━━━ Input data
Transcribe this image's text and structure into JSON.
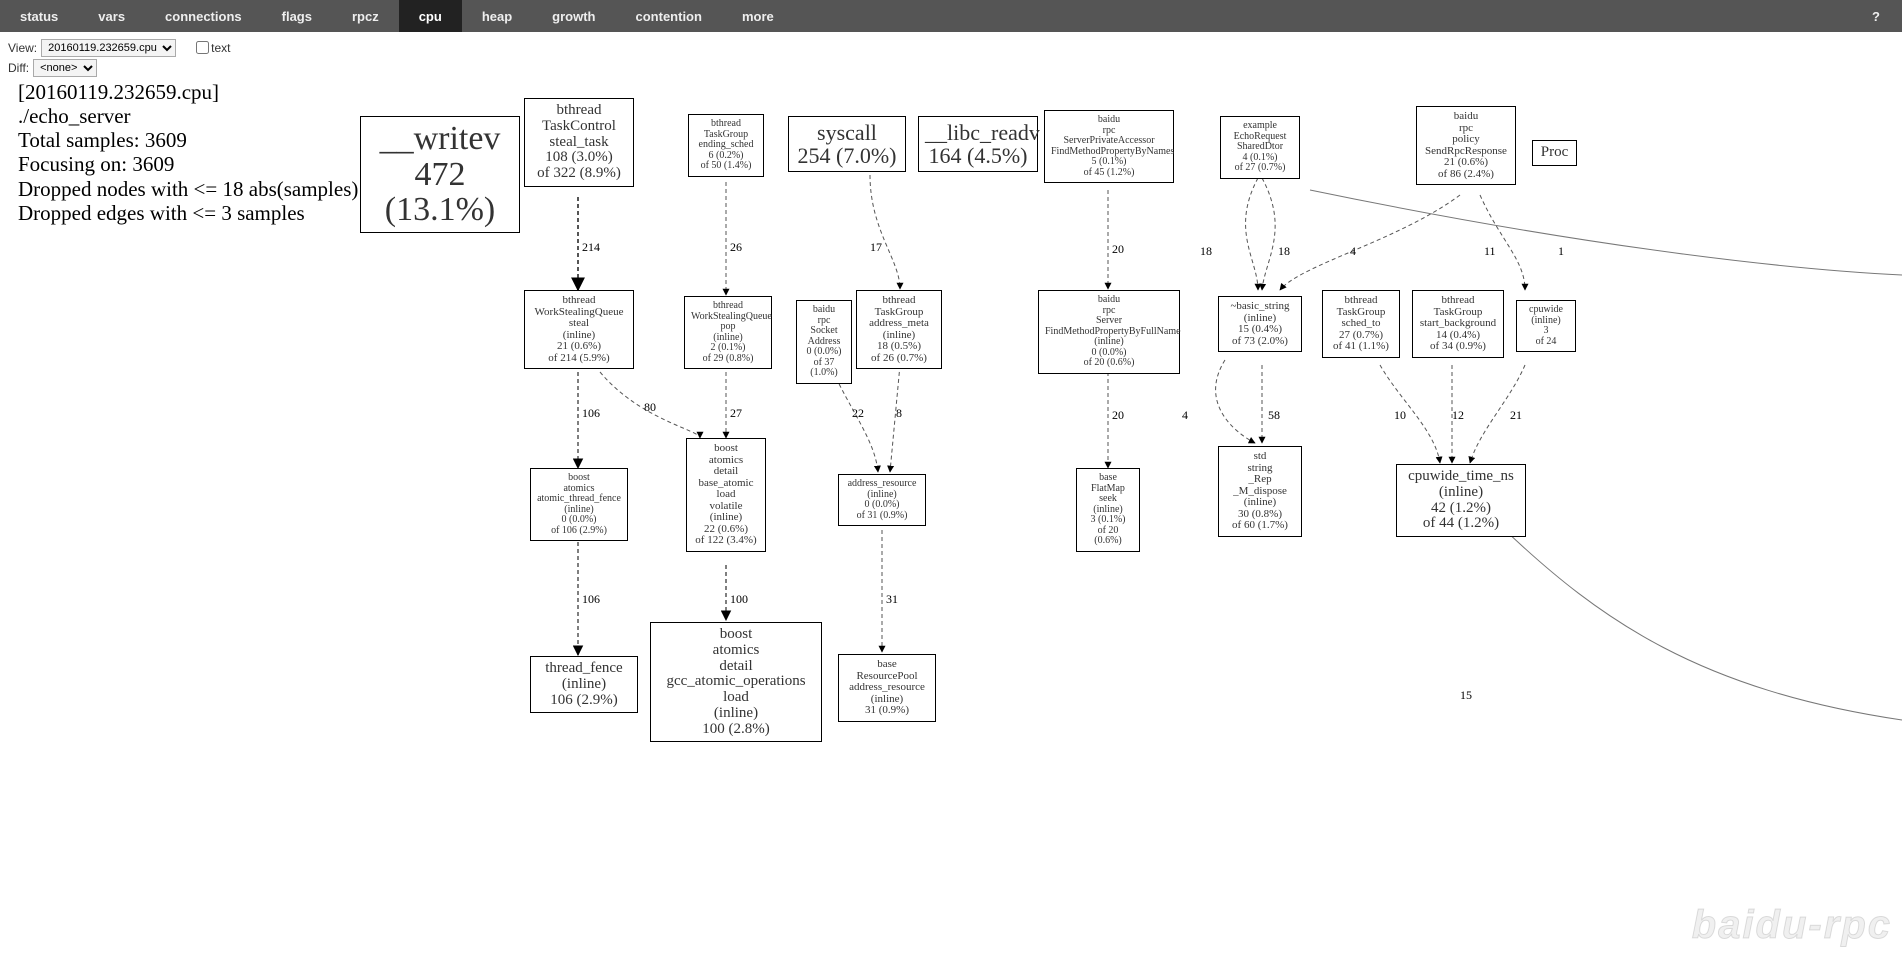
{
  "nav": {
    "items": [
      "status",
      "vars",
      "connections",
      "flags",
      "rpcz",
      "cpu",
      "heap",
      "growth",
      "contention",
      "more"
    ],
    "active": "cpu",
    "help": "?"
  },
  "controls": {
    "view_label": "View:",
    "view_select": "20160119.232659.cpu",
    "text_label": "text",
    "diff_label": "Diff:",
    "diff_select": "<none>"
  },
  "summary": {
    "file": "[20160119.232659.cpu]",
    "binary": "./echo_server",
    "total": "Total samples: 3609",
    "focus": "Focusing on: 3609",
    "drop_nodes": "Dropped nodes with <= 18 abs(samples)",
    "drop_edges": "Dropped edges with <= 3 samples"
  },
  "nodes": {
    "writev": {
      "t": "__writev\n472 (13.1%)"
    },
    "steal_task": {
      "t": "bthread\nTaskControl\nsteal_task\n108 (3.0%)\nof 322 (8.9%)"
    },
    "ending_sched": {
      "t": "bthread\nTaskGroup\nending_sched\n6 (0.2%)\nof 50 (1.4%)"
    },
    "syscall": {
      "t": "syscall\n254 (7.0%)"
    },
    "libc_readv": {
      "t": "__libc_readv\n164 (4.5%)"
    },
    "spa": {
      "t": "baidu\nrpc\nServerPrivateAccessor\nFindMethodPropertyByNames\n5 (0.1%)\nof 45 (1.2%)"
    },
    "echo": {
      "t": "example\nEchoRequest\nSharedDtor\n4 (0.1%)\nof 27 (0.7%)"
    },
    "sendrpc": {
      "t": "baidu\nrpc\npolicy\nSendRpcResponse\n21 (0.6%)\nof 86 (2.4%)"
    },
    "proc": {
      "t": "Proc"
    },
    "wsq_steal": {
      "t": "bthread\nWorkStealingQueue\nsteal\n(inline)\n21 (0.6%)\nof 214 (5.9%)"
    },
    "wsq_pop": {
      "t": "bthread\nWorkStealingQueue\npop\n(inline)\n2 (0.1%)\nof 29 (0.8%)"
    },
    "sock_addr": {
      "t": "baidu\nrpc\nSocket\nAddress\n0 (0.0%)\nof 37 (1.0%)"
    },
    "addr_meta": {
      "t": "bthread\nTaskGroup\naddress_meta\n(inline)\n18 (0.5%)\nof 26 (0.7%)"
    },
    "fmpbfn": {
      "t": "baidu\nrpc\nServer\nFindMethodPropertyByFullName\n(inline)\n0 (0.0%)\nof 20 (0.6%)"
    },
    "basic_str": {
      "t": "~basic_string\n(inline)\n15 (0.4%)\nof 73 (2.0%)"
    },
    "sched_to": {
      "t": "bthread\nTaskGroup\nsched_to\n27 (0.7%)\nof 41 (1.1%)"
    },
    "start_bg": {
      "t": "bthread\nTaskGroup\nstart_background\n14 (0.4%)\nof 34 (0.9%)"
    },
    "cpuwide2": {
      "t": "cpuwide\n(inline)\n3\nof 24"
    },
    "atf": {
      "t": "boost\natomics\natomic_thread_fence\n(inline)\n0 (0.0%)\nof 106 (2.9%)"
    },
    "ba_load": {
      "t": "boost\natomics\ndetail\nbase_atomic\nload\nvolatile\n(inline)\n22 (0.6%)\nof 122 (3.4%)"
    },
    "addr_res": {
      "t": "address_resource\n(inline)\n0 (0.0%)\nof 31 (0.9%)"
    },
    "flatmap": {
      "t": "base\nFlatMap\nseek\n(inline)\n3 (0.1%)\nof 20 (0.6%)"
    },
    "m_dispose": {
      "t": "std\nstring\n_Rep\n_M_dispose\n(inline)\n30 (0.8%)\nof 60 (1.7%)"
    },
    "cpuwide": {
      "t": "cpuwide_time_ns\n(inline)\n42 (1.2%)\nof 44 (1.2%)"
    },
    "thr_fence": {
      "t": "thread_fence\n(inline)\n106 (2.9%)"
    },
    "gcc_ops": {
      "t": "boost\natomics\ndetail\ngcc_atomic_operations\nload\n(inline)\n100 (2.8%)"
    },
    "respool": {
      "t": "base\nResourcePool\naddress_resource\n(inline)\n31 (0.9%)"
    }
  },
  "edge_labels": {
    "e214": "214",
    "e26": "26",
    "e17": "17",
    "e20a": "20",
    "e18a": "18",
    "e18b": "18",
    "e4a": "4",
    "e11": "11",
    "e1": "1",
    "e106a": "106",
    "e80": "80",
    "e27": "27",
    "e22": "22",
    "e8": "8",
    "e20b": "20",
    "e4b": "4",
    "e58": "58",
    "e10": "10",
    "e12": "12",
    "e21": "21",
    "e106b": "106",
    "e100": "100",
    "e31": "31",
    "e15": "15"
  },
  "watermark": "baidu-rpc"
}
━━━━━━
- **Exercise prompt**
Exclude the pictures and repeat every other part of the records word for word.

- **The result**
Transcribe this image's text and structure into JSON.
{
  "nav": {
    "items": [
      "status",
      "vars",
      "connections",
      "flags",
      "rpcz",
      "cpu",
      "heap",
      "growth",
      "contention",
      "more"
    ],
    "active": "cpu",
    "help": "?"
  },
  "controls": {
    "view_label": "View:",
    "view_select": "20160119.232659.cpu",
    "text_label": "text",
    "diff_label": "Diff:",
    "diff_select": "<none>"
  },
  "summary": {
    "file": "[20160119.232659.cpu]",
    "binary": "./echo_server",
    "total": "Total samples: 3609",
    "focus": "Focusing on: 3609",
    "drop_nodes": "Dropped nodes with <= 18 abs(samples)",
    "drop_edges": "Dropped edges with <= 3 samples"
  },
  "nodes": {
    "writev": {
      "t": "__writev\n472 (13.1%)"
    },
    "steal_task": {
      "t": "bthread\nTaskControl\nsteal_task\n108 (3.0%)\nof 322 (8.9%)"
    },
    "ending_sched": {
      "t": "bthread\nTaskGroup\nending_sched\n6 (0.2%)\nof 50 (1.4%)"
    },
    "syscall": {
      "t": "syscall\n254 (7.0%)"
    },
    "libc_readv": {
      "t": "__libc_readv\n164 (4.5%)"
    },
    "spa": {
      "t": "baidu\nrpc\nServerPrivateAccessor\nFindMethodPropertyByNames\n5 (0.1%)\nof 45 (1.2%)"
    },
    "echo": {
      "t": "example\nEchoRequest\nSharedDtor\n4 (0.1%)\nof 27 (0.7%)"
    },
    "sendrpc": {
      "t": "baidu\nrpc\npolicy\nSendRpcResponse\n21 (0.6%)\nof 86 (2.4%)"
    },
    "proc": {
      "t": "Proc"
    },
    "wsq_steal": {
      "t": "bthread\nWorkStealingQueue\nsteal\n(inline)\n21 (0.6%)\nof 214 (5.9%)"
    },
    "wsq_pop": {
      "t": "bthread\nWorkStealingQueue\npop\n(inline)\n2 (0.1%)\nof 29 (0.8%)"
    },
    "sock_addr": {
      "t": "baidu\nrpc\nSocket\nAddress\n0 (0.0%)\nof 37 (1.0%)"
    },
    "addr_meta": {
      "t": "bthread\nTaskGroup\naddress_meta\n(inline)\n18 (0.5%)\nof 26 (0.7%)"
    },
    "fmpbfn": {
      "t": "baidu\nrpc\nServer\nFindMethodPropertyByFullName\n(inline)\n0 (0.0%)\nof 20 (0.6%)"
    },
    "basic_str": {
      "t": "~basic_string\n(inline)\n15 (0.4%)\nof 73 (2.0%)"
    },
    "sched_to": {
      "t": "bthread\nTaskGroup\nsched_to\n27 (0.7%)\nof 41 (1.1%)"
    },
    "start_bg": {
      "t": "bthread\nTaskGroup\nstart_background\n14 (0.4%)\nof 34 (0.9%)"
    },
    "cpuwide2": {
      "t": "cpuwide\n(inline)\n3\nof 24"
    },
    "atf": {
      "t": "boost\natomics\natomic_thread_fence\n(inline)\n0 (0.0%)\nof 106 (2.9%)"
    },
    "ba_load": {
      "t": "boost\natomics\ndetail\nbase_atomic\nload\nvolatile\n(inline)\n22 (0.6%)\nof 122 (3.4%)"
    },
    "addr_res": {
      "t": "address_resource\n(inline)\n0 (0.0%)\nof 31 (0.9%)"
    },
    "flatmap": {
      "t": "base\nFlatMap\nseek\n(inline)\n3 (0.1%)\nof 20 (0.6%)"
    },
    "m_dispose": {
      "t": "std\nstring\n_Rep\n_M_dispose\n(inline)\n30 (0.8%)\nof 60 (1.7%)"
    },
    "cpuwide": {
      "t": "cpuwide_time_ns\n(inline)\n42 (1.2%)\nof 44 (1.2%)"
    },
    "thr_fence": {
      "t": "thread_fence\n(inline)\n106 (2.9%)"
    },
    "gcc_ops": {
      "t": "boost\natomics\ndetail\ngcc_atomic_operations\nload\n(inline)\n100 (2.8%)"
    },
    "respool": {
      "t": "base\nResourcePool\naddress_resource\n(inline)\n31 (0.9%)"
    }
  },
  "edge_labels": {
    "e214": "214",
    "e26": "26",
    "e17": "17",
    "e20a": "20",
    "e18a": "18",
    "e18b": "18",
    "e4a": "4",
    "e11": "11",
    "e1": "1",
    "e106a": "106",
    "e80": "80",
    "e27": "27",
    "e22": "22",
    "e8": "8",
    "e20b": "20",
    "e4b": "4",
    "e58": "58",
    "e10": "10",
    "e12": "12",
    "e21": "21",
    "e106b": "106",
    "e100": "100",
    "e31": "31",
    "e15": "15"
  },
  "watermark": "baidu-rpc"
}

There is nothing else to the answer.